%%

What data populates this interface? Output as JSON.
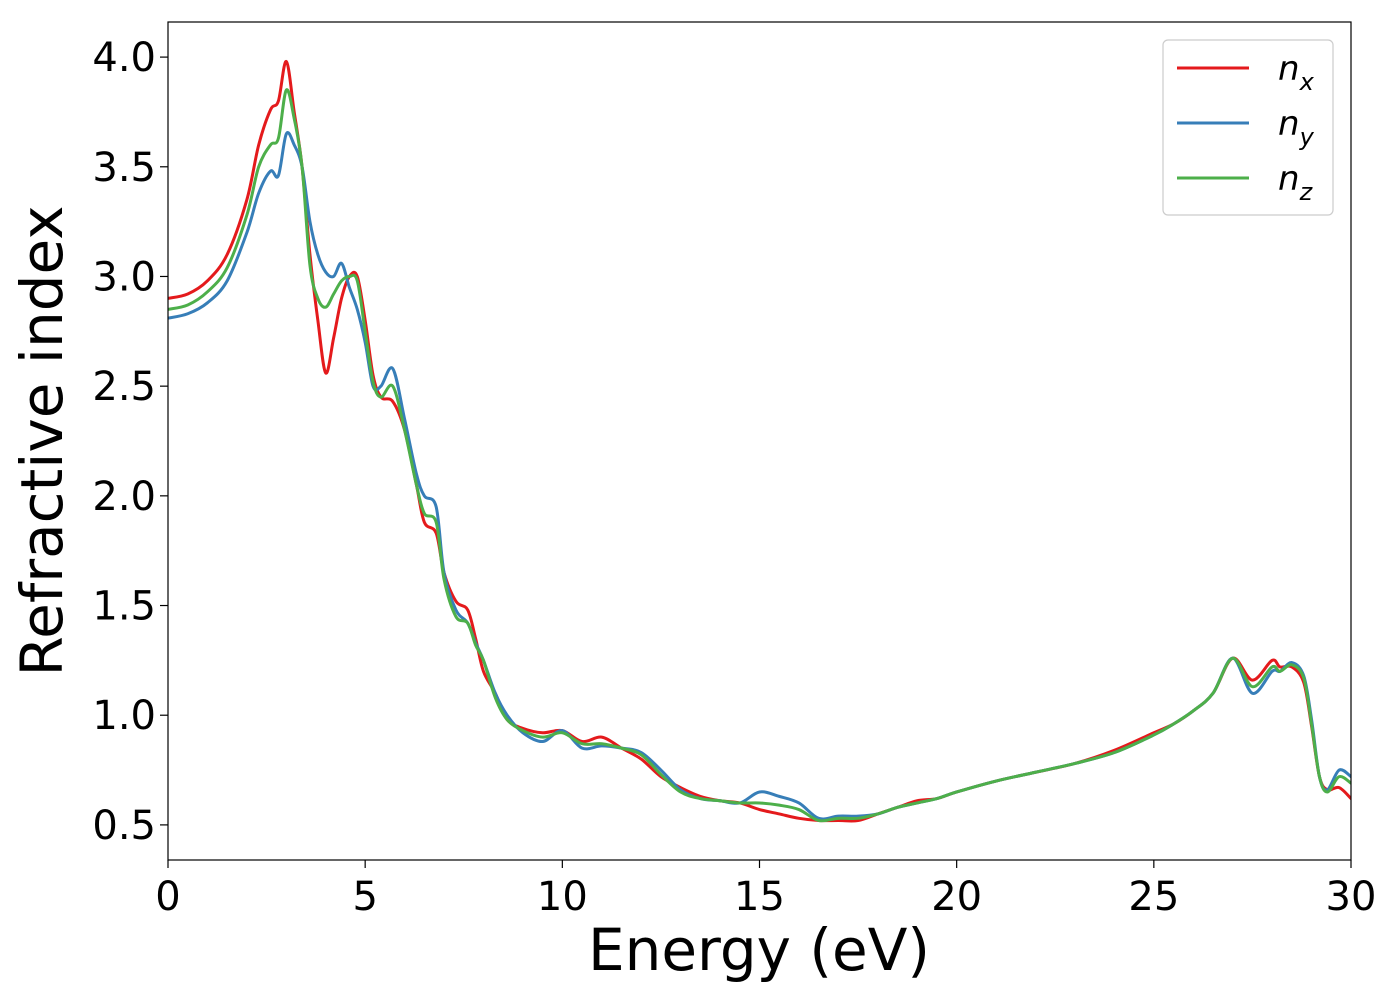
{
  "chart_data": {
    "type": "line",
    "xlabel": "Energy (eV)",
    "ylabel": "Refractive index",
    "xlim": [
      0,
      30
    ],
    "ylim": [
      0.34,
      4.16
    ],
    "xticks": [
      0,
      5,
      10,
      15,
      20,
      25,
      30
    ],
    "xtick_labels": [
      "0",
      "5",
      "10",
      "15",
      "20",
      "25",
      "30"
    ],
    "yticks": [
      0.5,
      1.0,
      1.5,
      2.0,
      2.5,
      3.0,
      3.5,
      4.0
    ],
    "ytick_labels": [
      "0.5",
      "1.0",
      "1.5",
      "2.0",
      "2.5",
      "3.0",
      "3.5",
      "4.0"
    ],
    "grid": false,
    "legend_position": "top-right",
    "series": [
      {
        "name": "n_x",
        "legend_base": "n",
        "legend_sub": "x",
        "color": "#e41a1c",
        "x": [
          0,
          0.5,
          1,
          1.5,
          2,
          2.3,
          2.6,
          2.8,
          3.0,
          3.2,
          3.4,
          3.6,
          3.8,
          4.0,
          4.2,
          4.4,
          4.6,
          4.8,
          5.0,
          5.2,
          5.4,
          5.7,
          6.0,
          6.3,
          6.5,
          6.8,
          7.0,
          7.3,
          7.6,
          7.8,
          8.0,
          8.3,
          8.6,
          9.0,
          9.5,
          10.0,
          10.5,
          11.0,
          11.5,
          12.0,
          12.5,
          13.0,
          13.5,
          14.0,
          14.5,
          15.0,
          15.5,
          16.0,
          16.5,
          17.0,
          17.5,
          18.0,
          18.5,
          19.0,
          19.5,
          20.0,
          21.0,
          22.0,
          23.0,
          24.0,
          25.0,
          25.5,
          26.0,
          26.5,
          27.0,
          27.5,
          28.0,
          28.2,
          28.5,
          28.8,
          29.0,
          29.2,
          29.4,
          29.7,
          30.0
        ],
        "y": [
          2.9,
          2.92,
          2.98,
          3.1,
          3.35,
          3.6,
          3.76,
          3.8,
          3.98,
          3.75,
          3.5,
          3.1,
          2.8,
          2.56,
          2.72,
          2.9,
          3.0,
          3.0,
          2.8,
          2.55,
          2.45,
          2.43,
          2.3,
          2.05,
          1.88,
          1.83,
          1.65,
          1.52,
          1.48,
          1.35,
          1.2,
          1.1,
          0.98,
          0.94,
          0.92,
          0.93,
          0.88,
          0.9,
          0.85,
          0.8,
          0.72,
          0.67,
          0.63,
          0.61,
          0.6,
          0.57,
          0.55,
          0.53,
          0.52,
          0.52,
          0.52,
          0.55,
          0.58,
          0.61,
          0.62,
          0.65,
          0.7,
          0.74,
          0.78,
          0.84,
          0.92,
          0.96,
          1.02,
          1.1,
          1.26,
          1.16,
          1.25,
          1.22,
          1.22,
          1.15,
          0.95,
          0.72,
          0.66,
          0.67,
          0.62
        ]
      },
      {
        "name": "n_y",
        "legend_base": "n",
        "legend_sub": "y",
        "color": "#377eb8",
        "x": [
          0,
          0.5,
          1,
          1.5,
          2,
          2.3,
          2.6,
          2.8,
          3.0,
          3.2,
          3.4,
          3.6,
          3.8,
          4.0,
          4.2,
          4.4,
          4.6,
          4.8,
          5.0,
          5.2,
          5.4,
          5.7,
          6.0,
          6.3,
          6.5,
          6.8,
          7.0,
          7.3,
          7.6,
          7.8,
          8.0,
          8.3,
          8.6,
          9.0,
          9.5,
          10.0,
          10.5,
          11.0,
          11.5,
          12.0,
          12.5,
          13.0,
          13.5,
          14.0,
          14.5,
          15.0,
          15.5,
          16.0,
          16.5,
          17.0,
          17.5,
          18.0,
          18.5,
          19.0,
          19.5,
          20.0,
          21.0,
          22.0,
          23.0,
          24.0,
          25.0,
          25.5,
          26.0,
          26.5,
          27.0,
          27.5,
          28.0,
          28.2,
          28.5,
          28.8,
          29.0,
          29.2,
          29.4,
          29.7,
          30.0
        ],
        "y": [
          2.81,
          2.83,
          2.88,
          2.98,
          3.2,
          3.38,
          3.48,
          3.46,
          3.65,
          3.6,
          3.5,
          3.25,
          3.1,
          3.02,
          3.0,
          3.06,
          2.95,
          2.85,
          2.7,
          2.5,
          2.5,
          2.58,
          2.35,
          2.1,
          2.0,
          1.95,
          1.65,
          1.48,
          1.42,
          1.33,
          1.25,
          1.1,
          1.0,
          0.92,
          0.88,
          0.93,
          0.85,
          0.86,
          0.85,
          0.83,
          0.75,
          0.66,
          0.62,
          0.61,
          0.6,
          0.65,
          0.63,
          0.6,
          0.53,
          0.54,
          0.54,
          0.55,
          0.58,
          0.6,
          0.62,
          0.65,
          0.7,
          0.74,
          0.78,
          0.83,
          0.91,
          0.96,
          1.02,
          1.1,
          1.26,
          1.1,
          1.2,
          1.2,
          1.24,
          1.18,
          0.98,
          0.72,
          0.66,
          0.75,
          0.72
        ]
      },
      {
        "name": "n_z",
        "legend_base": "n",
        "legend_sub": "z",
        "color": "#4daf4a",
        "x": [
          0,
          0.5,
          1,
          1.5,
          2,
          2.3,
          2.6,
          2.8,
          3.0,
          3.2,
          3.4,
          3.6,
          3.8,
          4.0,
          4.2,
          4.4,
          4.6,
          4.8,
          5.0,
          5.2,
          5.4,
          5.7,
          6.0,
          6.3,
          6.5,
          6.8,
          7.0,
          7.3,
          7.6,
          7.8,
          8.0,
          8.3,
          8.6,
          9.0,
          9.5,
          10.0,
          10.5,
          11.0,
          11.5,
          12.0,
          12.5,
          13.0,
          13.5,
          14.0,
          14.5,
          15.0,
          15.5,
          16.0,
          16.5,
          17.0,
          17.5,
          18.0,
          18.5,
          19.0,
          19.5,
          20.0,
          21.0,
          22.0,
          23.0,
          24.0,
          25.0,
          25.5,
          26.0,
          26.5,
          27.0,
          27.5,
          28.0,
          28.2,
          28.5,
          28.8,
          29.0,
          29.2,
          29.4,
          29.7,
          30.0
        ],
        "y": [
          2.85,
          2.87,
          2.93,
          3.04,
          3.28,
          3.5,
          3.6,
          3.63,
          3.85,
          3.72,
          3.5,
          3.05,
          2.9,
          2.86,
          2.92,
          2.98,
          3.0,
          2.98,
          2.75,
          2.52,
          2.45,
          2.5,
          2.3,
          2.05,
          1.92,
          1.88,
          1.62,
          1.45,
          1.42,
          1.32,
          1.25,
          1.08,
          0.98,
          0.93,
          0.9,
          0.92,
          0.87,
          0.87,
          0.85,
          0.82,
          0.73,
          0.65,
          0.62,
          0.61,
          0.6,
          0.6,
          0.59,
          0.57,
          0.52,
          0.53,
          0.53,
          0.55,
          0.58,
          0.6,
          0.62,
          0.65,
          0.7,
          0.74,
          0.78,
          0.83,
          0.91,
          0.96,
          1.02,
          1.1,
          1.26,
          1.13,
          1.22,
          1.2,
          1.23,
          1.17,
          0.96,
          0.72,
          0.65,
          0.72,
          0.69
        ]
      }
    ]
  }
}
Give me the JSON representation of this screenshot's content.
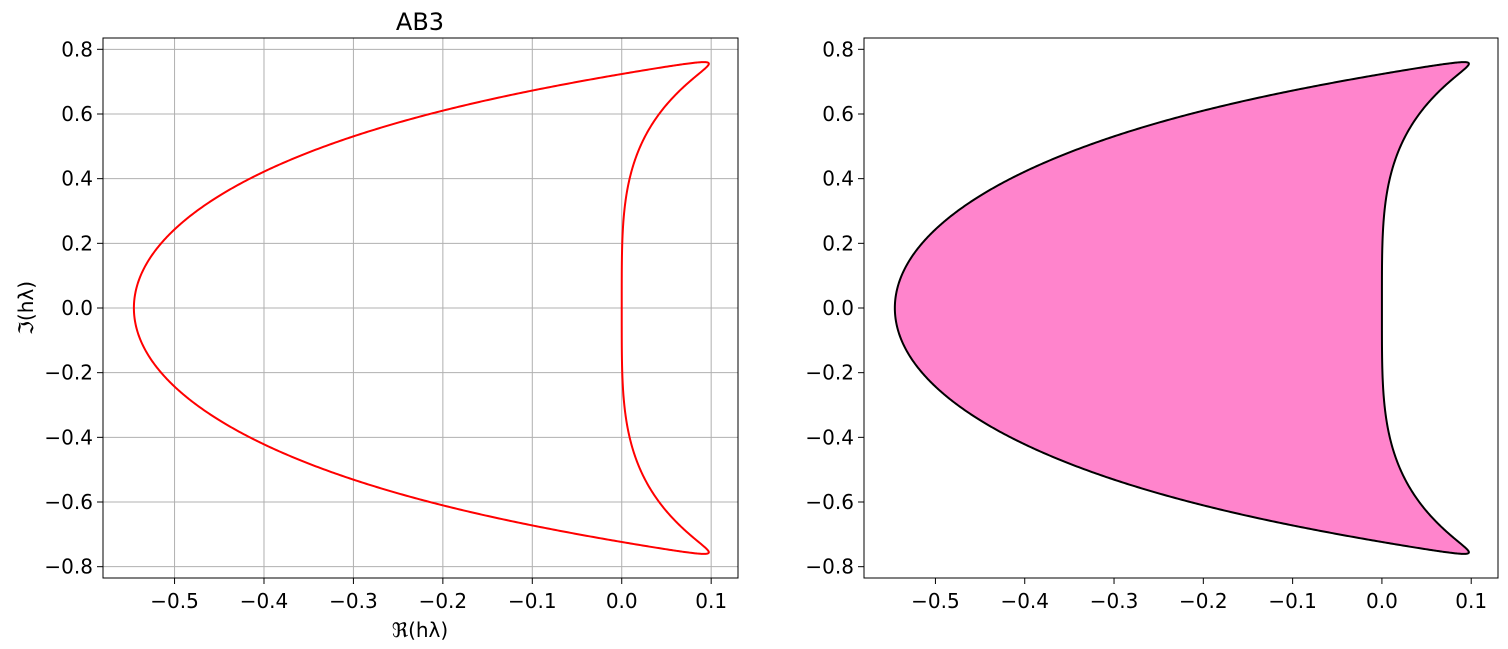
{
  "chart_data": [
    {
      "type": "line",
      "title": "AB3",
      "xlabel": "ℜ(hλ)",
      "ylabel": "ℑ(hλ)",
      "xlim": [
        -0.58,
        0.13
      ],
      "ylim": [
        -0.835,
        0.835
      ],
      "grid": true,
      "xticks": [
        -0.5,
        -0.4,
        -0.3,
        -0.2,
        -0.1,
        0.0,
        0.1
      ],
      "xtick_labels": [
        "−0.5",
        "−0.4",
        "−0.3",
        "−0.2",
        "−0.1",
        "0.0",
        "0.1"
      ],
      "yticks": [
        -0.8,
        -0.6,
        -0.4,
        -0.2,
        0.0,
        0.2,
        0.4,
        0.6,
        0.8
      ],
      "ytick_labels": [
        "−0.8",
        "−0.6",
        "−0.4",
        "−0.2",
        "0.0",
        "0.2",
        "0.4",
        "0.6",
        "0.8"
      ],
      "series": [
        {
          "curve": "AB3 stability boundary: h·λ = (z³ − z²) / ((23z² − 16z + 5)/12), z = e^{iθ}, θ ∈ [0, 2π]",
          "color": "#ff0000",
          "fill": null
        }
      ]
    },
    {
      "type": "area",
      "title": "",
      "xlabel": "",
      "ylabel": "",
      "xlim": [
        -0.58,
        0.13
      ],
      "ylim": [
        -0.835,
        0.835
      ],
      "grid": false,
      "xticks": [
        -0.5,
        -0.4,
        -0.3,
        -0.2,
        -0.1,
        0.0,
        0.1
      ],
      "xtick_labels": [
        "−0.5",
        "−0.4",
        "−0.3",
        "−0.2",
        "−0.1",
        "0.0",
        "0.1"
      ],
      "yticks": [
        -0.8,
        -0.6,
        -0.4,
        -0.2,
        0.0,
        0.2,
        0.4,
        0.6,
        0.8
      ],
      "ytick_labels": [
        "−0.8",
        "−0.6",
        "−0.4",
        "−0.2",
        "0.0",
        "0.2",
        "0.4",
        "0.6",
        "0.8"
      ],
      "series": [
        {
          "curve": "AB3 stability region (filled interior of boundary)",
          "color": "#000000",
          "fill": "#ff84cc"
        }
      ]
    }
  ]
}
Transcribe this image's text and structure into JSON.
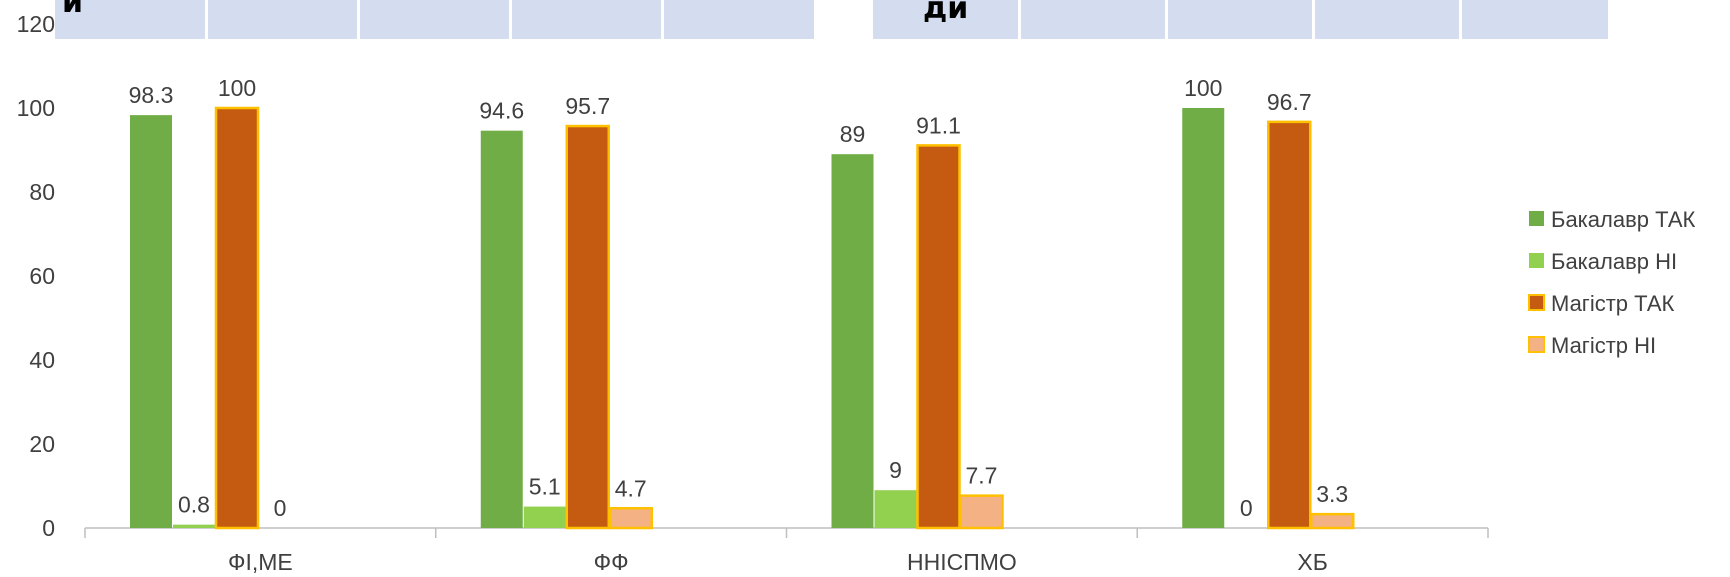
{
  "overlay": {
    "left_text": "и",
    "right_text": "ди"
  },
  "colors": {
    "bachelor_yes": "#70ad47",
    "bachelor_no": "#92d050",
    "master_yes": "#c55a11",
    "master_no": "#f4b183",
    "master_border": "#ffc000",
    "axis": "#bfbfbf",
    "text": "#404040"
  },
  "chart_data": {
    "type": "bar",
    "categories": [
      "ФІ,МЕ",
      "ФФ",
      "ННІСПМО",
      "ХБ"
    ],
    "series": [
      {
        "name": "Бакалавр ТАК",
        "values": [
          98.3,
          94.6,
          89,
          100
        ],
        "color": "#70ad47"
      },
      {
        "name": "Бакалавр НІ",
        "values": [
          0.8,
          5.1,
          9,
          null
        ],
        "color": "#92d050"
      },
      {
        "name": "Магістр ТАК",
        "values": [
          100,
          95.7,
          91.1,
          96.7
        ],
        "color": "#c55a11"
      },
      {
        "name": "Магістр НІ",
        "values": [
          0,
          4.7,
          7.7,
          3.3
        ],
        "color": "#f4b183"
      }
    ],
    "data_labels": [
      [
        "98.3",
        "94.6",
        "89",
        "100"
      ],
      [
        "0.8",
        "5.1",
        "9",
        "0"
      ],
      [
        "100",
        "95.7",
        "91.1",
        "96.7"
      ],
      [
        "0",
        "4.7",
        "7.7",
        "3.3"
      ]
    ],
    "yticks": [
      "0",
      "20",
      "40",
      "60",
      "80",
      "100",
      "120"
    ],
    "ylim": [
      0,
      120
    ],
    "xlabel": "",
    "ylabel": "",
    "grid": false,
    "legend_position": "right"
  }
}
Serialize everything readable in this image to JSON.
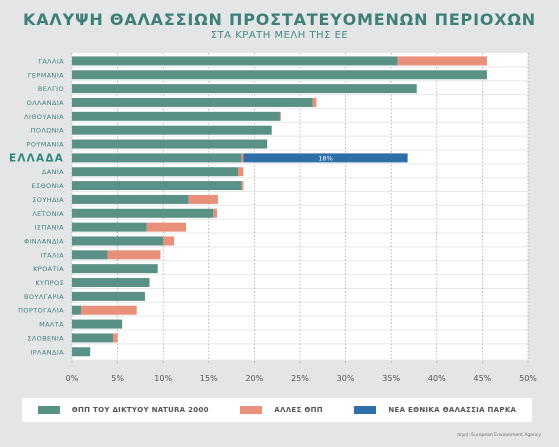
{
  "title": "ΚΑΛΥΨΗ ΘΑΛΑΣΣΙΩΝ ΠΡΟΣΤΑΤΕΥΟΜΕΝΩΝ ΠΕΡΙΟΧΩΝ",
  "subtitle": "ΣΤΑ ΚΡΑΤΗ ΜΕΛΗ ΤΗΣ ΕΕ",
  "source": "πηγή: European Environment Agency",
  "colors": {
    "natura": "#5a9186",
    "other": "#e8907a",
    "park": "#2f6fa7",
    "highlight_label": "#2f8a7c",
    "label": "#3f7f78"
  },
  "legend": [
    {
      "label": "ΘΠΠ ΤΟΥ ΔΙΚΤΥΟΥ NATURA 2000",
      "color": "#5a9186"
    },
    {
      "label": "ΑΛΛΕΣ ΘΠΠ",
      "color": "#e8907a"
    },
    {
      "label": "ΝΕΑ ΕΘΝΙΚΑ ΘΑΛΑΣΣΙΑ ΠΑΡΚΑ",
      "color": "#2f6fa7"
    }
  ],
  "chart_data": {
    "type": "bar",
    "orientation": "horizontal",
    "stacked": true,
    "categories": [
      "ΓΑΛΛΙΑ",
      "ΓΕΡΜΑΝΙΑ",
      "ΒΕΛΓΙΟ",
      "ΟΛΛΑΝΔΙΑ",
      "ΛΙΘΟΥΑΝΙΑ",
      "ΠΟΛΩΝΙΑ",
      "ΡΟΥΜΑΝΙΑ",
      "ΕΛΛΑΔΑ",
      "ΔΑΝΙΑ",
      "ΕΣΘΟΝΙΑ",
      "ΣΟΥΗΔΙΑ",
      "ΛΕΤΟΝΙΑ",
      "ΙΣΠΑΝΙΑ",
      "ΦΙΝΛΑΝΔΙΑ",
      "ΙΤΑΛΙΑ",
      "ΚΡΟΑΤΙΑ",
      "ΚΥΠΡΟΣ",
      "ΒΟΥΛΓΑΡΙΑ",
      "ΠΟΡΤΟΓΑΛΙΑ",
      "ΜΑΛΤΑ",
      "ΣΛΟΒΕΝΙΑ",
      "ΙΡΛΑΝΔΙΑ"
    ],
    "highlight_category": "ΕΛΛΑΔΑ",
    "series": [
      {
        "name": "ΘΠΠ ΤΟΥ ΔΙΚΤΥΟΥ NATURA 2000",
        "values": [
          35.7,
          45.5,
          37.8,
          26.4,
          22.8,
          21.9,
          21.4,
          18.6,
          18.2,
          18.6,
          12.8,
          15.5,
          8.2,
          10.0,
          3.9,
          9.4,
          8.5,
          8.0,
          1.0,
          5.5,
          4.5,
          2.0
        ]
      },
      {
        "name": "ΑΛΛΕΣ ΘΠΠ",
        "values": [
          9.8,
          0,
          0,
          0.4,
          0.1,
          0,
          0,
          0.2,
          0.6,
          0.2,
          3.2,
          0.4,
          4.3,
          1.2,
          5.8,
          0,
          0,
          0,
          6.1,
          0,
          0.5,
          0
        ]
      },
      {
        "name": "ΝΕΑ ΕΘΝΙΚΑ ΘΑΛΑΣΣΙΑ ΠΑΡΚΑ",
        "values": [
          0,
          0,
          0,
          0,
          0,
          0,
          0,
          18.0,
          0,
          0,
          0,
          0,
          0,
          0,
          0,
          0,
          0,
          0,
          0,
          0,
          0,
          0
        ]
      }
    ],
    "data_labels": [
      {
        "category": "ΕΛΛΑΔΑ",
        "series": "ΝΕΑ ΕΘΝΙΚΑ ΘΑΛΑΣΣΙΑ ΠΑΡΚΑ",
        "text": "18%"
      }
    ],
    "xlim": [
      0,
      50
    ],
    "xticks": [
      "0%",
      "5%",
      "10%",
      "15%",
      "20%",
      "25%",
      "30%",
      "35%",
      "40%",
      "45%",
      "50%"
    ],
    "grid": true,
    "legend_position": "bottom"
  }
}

%%

### Written instruction
Scan the material and collect every line that contains "xlabel".

### Final result
    "xlabel": "Energy (eV)",
      "xlabel": "ℜ(hλ)",
      "xlabel": "",
    "xlabel": "",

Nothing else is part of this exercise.